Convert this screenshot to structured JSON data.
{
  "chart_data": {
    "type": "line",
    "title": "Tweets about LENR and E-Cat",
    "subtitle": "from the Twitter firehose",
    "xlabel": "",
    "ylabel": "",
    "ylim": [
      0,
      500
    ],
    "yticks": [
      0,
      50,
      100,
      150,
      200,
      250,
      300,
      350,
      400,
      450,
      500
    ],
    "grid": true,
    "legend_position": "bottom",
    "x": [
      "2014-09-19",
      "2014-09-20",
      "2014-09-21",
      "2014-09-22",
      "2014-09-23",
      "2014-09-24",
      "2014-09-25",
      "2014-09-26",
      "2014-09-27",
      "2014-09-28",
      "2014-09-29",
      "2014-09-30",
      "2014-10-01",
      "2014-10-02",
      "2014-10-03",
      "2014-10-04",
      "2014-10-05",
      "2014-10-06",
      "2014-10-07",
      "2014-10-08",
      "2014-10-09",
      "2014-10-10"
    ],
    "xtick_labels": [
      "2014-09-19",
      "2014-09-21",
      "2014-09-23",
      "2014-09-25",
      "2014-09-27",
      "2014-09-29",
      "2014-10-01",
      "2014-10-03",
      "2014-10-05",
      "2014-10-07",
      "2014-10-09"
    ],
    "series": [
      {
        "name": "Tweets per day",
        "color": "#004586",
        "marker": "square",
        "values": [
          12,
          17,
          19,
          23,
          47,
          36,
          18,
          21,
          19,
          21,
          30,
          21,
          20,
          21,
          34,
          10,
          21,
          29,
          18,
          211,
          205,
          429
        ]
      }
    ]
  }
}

- [REQUIREMENTS]
Would you write down every record again, exactly?

- [TASK RESPONSE]
Convert this screenshot to structured JSON data.
{
  "chart_data": {
    "type": "line",
    "title": "Tweets about LENR and E-Cat",
    "subtitle": "from the Twitter firehose",
    "xlabel": "",
    "ylabel": "",
    "ylim": [
      0,
      500
    ],
    "yticks": [
      0,
      50,
      100,
      150,
      200,
      250,
      300,
      350,
      400,
      450,
      500
    ],
    "grid": true,
    "legend_position": "bottom",
    "x": [
      "2014-09-19",
      "2014-09-20",
      "2014-09-21",
      "2014-09-22",
      "2014-09-23",
      "2014-09-24",
      "2014-09-25",
      "2014-09-26",
      "2014-09-27",
      "2014-09-28",
      "2014-09-29",
      "2014-09-30",
      "2014-10-01",
      "2014-10-02",
      "2014-10-03",
      "2014-10-04",
      "2014-10-05",
      "2014-10-06",
      "2014-10-07",
      "2014-10-08",
      "2014-10-09",
      "2014-10-10"
    ],
    "xtick_labels": [
      "2014-09-19",
      "2014-09-21",
      "2014-09-23",
      "2014-09-25",
      "2014-09-27",
      "2014-09-29",
      "2014-10-01",
      "2014-10-03",
      "2014-10-05",
      "2014-10-07",
      "2014-10-09"
    ],
    "series": [
      {
        "name": "Tweets per day",
        "color": "#004586",
        "marker": "square",
        "values": [
          12,
          17,
          19,
          23,
          47,
          36,
          18,
          21,
          19,
          21,
          30,
          21,
          20,
          21,
          34,
          10,
          21,
          29,
          18,
          211,
          205,
          429
        ]
      }
    ]
  }
}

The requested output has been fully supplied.